• [SELECTED EXCERPT]

▼

- First tankōbon volume cover

カガクなヤツら
- Genre: Risqué comedy; Romantic comedy;
- Written by: Hideaki Yoshikawa [ja]
- Published by: Akita Shoten
- Magazine: Champion Red Ichigo
- Original run: February 5, 2010 – December 5, 2013
- Volumes: 6
- Directed by: Hiraku Kaneko [ja]
- Produced by: Masaru Nagai; Yoshihiro Koyama;
- Written by: Katsuhiko Takayama [ja]
- Music by: Shigero Yoshida
- Studio: Hoods Entertainment
- Released: February 20, 2013
- Runtime: 25 minutes
- Anime and manga portal

= Kagaku na Yatsura =

Japanese manga series

 (カガクなヤツら, Kagaku na Yatsura) is a Japanese manga series written and illustrated by Hideaki Yoshikawa. It was serialized in Akita Shoten's seinen manga magazine Champion Red Ichigo from February 2010 to December 2013, with its chapters collected in six tankōbon volumes. An original video animation (OVA), produced by Hoods Entertainment and directed by Hiraku Kaneko, was released in February 2013.

▲

• [WORK INSTRUCTION 1]
Using the Kagaku na Yatsura article, answer these:
(a) Which studio produced the original video animation?
(b) How many tankōbon volumes collected the chapters?
(c) What is the runtime of the animation?
• [WORK INSTRUCTION 2]
Repeat everything in the Kagaku na Yatsura article from "(カガクなヤツら, Kagaku na" down to "in February 2013.", word for word.

• [SOURCE DATA]
▼

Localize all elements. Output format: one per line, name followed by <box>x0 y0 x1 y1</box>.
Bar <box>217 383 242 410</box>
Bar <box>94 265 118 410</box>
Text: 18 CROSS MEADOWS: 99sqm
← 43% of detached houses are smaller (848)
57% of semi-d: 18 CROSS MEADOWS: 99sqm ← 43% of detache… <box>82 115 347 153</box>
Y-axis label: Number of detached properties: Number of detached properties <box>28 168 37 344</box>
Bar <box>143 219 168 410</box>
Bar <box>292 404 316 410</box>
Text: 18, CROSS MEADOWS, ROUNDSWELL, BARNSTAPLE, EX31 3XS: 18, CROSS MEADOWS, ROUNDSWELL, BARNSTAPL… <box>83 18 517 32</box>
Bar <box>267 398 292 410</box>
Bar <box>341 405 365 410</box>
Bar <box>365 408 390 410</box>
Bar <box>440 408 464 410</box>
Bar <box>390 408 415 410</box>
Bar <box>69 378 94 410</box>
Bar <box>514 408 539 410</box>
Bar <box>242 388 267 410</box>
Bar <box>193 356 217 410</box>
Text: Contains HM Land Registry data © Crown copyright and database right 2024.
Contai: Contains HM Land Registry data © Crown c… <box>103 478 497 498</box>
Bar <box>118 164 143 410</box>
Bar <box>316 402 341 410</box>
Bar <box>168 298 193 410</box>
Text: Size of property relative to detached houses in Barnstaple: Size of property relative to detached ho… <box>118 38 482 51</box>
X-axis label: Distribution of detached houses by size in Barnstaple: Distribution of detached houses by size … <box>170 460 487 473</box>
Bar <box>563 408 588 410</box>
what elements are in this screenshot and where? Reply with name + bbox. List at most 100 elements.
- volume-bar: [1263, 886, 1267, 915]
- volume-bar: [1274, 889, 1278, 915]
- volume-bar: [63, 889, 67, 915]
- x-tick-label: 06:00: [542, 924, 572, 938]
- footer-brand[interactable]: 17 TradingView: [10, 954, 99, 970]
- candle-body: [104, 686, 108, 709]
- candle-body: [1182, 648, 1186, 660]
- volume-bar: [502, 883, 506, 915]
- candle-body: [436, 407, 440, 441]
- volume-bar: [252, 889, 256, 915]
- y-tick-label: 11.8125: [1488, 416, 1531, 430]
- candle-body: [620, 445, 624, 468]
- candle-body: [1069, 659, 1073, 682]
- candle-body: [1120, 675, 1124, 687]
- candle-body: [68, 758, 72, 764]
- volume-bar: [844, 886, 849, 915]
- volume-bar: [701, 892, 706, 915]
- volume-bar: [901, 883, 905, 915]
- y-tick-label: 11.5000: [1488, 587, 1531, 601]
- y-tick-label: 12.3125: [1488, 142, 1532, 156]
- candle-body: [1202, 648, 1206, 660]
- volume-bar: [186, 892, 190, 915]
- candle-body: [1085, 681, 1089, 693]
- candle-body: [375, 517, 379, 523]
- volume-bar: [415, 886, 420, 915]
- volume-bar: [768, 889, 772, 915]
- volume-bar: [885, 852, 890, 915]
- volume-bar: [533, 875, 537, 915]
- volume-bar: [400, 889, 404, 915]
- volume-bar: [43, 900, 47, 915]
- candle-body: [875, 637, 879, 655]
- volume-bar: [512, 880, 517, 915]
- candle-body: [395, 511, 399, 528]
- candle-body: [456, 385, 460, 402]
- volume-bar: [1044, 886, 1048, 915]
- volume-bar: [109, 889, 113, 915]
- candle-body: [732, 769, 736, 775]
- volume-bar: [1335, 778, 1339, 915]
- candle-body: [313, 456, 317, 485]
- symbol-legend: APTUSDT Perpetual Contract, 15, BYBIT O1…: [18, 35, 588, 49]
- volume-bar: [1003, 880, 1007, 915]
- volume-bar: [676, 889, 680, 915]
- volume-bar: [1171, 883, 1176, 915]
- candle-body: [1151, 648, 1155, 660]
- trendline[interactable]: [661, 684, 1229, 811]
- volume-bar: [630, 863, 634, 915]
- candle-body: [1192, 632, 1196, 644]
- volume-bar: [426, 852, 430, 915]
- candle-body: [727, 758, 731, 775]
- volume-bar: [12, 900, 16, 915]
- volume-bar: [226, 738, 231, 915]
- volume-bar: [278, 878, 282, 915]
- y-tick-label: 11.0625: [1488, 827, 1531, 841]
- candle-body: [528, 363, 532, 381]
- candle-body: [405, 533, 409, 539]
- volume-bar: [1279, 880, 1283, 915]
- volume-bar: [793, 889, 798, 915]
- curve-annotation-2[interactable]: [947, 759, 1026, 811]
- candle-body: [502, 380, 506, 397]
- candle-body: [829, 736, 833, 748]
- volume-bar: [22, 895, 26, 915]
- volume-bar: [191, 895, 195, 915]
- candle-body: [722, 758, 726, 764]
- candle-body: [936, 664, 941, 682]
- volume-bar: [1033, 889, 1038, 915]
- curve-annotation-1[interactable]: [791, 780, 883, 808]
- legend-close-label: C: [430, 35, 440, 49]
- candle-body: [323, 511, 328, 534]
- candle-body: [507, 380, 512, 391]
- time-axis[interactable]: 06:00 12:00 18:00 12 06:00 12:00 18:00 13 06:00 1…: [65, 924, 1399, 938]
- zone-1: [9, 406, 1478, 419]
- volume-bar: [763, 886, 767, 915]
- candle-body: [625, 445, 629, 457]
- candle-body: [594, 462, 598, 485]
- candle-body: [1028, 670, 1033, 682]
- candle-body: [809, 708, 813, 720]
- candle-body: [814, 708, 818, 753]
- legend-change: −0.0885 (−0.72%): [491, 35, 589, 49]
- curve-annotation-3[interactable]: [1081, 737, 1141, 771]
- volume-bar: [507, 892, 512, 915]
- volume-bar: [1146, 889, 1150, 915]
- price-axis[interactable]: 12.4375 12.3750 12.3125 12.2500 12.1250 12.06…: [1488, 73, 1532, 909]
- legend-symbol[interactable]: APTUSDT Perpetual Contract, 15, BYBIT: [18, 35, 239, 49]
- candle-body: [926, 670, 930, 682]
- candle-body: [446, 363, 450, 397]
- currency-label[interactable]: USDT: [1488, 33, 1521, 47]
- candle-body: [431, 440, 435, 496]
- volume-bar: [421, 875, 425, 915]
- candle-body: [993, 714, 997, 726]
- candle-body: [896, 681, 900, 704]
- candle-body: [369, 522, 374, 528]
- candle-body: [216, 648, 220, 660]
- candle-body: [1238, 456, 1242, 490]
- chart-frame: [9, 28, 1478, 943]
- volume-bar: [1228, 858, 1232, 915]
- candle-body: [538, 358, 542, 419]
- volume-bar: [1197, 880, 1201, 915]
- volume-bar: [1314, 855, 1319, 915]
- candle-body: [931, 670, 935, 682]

▲

• [TASK RESPONSE 1]
(a) Hoods Entertainment
(b) Six
(c) 25 minutes

• [TASK RESPONSE 2]
(カガクなヤツら, Kagaku na Yatsura) is a Japanese manga series written and illustrated by Hideaki Yoshikawa. It was serialized in Akita Shoten's seinen manga magazine Champion Red Ichigo from February 2010 to December 2013, with its chapters collected in six tankōbon volumes. An original video animation (OVA), produced by Hoods Entertainment and directed by Hiraku Kaneko, was released in February 2013.